*Your goal*:
Return the count of lines that mention "name", with no other words.

*Figure content listings*:
>> start

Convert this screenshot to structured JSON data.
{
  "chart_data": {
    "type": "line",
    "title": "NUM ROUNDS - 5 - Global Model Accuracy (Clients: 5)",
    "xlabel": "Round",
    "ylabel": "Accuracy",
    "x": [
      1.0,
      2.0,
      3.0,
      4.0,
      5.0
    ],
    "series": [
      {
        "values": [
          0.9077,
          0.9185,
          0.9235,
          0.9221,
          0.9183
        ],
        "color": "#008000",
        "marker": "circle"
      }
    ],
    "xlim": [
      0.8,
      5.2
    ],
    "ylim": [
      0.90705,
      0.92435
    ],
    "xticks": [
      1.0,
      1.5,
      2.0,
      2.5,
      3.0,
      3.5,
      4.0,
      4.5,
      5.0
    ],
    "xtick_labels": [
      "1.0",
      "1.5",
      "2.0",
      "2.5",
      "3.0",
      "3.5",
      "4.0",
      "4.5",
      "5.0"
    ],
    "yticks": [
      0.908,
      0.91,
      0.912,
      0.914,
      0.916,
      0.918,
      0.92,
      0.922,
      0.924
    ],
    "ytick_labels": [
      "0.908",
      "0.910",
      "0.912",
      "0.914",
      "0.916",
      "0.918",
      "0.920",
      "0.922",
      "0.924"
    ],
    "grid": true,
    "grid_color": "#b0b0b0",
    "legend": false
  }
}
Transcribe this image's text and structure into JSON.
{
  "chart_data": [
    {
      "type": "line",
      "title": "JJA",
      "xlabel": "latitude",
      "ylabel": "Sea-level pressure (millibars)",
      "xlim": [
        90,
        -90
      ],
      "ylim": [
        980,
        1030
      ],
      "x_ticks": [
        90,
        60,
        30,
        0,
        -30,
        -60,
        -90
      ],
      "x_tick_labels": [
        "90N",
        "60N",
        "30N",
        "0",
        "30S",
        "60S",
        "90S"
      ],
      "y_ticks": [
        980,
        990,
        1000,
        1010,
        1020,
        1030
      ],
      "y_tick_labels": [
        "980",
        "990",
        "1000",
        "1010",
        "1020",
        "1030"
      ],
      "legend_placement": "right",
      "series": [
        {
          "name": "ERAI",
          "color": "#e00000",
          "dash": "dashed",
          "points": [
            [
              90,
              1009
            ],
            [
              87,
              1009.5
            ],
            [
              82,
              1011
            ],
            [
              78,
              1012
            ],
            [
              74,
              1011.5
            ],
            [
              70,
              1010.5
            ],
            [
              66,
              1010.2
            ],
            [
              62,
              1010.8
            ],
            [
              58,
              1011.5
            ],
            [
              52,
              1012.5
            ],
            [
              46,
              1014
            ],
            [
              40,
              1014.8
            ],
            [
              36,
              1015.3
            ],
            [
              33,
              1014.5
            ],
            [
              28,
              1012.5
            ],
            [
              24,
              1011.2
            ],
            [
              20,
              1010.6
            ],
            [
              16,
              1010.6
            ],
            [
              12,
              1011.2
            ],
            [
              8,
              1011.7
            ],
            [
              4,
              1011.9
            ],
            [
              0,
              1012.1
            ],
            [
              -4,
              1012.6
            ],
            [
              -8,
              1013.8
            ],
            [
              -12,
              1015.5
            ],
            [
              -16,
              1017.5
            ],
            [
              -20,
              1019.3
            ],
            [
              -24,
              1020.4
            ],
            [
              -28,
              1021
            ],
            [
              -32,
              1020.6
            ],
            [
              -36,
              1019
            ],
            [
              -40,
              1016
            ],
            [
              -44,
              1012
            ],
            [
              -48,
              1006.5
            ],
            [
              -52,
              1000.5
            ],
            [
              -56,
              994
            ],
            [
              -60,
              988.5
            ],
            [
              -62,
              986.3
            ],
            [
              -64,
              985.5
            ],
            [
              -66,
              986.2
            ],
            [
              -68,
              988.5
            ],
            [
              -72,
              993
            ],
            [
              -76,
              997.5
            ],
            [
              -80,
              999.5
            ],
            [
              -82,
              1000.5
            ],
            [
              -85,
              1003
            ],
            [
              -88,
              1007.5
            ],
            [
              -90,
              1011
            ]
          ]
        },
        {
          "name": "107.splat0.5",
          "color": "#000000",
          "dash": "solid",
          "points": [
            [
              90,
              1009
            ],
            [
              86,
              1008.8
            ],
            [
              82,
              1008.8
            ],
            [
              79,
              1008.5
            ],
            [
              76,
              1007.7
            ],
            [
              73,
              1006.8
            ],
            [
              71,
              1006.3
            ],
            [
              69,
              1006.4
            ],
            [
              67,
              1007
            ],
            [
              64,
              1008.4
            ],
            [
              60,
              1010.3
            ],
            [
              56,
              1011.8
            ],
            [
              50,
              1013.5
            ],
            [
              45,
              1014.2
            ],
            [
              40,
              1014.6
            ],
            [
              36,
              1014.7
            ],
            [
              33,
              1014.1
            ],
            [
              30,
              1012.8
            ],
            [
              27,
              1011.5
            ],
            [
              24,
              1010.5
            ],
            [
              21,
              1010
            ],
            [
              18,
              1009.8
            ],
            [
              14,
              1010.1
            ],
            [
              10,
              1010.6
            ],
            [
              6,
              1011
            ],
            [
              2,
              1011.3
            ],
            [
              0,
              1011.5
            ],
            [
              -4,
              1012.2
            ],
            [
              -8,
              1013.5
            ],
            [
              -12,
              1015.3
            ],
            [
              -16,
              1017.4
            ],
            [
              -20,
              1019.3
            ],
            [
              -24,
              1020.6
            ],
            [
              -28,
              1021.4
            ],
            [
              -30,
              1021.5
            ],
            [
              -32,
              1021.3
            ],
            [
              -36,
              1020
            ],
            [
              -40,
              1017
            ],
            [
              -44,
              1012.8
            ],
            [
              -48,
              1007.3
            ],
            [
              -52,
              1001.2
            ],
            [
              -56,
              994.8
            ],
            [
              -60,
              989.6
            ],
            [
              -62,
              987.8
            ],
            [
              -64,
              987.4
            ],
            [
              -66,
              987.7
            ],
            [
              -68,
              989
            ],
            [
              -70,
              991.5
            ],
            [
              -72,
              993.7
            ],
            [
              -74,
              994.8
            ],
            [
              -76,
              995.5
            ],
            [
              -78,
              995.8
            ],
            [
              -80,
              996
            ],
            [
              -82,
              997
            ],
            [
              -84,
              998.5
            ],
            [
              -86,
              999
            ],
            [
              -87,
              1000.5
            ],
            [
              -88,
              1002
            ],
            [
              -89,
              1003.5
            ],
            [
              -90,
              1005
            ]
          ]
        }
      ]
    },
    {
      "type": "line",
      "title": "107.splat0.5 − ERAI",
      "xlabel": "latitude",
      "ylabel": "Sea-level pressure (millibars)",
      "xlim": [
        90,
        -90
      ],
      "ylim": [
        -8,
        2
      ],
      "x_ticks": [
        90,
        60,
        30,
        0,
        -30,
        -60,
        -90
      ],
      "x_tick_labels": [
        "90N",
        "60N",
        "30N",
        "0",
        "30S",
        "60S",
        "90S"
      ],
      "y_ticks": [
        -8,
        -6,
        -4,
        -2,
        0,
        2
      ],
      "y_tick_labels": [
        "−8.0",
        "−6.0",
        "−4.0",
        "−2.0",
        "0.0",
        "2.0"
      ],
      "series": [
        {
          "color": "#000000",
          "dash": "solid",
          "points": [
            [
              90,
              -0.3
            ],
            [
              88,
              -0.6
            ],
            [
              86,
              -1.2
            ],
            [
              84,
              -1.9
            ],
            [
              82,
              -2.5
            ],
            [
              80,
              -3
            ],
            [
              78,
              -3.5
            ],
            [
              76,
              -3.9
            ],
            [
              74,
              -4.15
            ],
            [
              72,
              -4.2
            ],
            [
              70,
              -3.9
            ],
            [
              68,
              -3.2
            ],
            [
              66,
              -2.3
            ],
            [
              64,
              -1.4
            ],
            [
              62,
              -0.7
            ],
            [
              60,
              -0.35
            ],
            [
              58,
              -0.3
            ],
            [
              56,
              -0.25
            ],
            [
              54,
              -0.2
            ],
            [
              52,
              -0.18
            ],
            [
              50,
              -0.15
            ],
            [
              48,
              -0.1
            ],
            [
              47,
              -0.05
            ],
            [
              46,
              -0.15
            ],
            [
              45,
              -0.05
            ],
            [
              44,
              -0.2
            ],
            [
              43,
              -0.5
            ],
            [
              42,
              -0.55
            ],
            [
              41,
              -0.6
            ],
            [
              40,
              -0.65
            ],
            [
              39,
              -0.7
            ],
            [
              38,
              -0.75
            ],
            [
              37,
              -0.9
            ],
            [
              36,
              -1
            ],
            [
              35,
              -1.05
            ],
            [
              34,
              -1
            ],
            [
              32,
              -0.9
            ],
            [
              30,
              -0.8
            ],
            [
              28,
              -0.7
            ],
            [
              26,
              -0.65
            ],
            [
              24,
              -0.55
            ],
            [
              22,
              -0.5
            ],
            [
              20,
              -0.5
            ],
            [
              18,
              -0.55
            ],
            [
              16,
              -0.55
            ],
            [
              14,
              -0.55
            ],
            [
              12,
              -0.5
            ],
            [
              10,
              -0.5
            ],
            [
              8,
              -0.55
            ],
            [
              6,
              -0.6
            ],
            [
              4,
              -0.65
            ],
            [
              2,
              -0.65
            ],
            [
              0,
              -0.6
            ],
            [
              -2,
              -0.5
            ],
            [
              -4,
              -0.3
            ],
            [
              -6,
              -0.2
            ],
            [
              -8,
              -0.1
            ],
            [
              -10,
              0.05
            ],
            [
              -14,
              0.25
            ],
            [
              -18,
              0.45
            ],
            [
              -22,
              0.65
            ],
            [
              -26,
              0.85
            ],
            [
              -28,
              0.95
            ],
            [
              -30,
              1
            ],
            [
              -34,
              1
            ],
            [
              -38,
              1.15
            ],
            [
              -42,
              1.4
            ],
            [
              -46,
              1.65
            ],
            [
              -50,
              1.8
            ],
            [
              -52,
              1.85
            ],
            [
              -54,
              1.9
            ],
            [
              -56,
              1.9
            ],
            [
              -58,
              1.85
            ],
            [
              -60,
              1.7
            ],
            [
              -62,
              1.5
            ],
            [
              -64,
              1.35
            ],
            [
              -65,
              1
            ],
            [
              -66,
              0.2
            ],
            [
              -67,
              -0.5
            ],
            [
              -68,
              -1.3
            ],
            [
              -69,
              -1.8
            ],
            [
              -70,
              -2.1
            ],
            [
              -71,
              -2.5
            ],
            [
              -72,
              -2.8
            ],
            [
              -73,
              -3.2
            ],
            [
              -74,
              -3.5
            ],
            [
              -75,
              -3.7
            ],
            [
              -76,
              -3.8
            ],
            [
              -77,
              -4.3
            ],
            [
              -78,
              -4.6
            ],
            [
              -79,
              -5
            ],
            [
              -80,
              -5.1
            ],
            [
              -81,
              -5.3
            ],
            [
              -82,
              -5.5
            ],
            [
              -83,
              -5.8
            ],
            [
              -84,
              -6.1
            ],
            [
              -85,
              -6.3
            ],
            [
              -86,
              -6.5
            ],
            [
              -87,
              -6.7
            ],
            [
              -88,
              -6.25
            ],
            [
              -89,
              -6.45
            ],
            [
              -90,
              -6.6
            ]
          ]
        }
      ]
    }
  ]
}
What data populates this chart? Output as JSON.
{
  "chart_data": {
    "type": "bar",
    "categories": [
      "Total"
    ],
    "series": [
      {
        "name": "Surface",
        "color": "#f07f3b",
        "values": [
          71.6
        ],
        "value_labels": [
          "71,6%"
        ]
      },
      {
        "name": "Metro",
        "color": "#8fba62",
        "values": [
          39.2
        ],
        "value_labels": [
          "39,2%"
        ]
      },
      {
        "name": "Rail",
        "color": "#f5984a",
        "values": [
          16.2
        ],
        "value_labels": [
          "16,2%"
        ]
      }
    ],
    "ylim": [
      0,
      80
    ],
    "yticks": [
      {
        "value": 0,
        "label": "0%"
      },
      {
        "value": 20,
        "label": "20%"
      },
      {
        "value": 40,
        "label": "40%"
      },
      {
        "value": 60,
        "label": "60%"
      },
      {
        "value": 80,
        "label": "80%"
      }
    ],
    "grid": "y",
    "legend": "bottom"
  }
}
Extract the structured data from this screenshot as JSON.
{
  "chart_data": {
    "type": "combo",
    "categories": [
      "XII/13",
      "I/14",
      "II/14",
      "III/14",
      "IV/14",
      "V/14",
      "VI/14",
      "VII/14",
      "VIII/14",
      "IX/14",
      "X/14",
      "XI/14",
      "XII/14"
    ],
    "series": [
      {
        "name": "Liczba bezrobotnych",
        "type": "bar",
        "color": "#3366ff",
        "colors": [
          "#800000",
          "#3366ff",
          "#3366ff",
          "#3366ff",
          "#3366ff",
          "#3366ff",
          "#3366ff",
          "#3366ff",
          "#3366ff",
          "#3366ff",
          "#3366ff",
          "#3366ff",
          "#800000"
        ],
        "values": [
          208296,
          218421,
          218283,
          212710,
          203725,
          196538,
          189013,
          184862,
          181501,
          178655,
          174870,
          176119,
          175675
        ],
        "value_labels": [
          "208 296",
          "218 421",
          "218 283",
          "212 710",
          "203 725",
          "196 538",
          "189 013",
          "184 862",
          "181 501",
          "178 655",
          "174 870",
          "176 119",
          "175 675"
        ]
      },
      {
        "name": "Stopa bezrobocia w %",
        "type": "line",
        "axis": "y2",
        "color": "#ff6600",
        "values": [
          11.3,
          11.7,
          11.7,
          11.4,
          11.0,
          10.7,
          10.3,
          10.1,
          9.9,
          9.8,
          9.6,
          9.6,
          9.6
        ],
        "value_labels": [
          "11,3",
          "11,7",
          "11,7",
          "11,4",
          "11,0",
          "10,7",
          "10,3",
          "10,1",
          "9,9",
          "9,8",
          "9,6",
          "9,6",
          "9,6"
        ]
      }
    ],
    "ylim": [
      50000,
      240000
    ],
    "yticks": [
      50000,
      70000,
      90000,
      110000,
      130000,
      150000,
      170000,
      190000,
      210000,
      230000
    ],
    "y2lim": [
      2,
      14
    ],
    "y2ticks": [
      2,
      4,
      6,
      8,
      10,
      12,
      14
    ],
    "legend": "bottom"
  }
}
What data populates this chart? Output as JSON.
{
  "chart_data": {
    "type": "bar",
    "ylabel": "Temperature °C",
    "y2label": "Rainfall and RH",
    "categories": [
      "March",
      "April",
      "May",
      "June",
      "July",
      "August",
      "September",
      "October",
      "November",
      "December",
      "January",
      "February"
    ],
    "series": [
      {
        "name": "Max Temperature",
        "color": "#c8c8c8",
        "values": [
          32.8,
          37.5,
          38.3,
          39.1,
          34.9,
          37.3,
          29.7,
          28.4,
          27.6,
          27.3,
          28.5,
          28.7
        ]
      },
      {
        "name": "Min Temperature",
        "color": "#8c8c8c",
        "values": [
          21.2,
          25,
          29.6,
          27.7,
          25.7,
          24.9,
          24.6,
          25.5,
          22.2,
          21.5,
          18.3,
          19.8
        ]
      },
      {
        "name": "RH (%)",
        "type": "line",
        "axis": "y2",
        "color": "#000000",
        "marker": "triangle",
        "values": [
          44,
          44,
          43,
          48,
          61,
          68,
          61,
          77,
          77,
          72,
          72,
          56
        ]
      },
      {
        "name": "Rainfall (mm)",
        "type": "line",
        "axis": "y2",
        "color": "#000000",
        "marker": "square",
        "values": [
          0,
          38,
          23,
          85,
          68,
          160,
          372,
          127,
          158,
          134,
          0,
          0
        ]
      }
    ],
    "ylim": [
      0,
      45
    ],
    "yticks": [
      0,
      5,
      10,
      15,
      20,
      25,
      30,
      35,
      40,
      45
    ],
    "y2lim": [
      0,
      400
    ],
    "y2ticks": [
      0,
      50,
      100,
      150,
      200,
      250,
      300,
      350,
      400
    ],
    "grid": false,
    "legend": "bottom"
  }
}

>> end

*Response to this exercise*:
11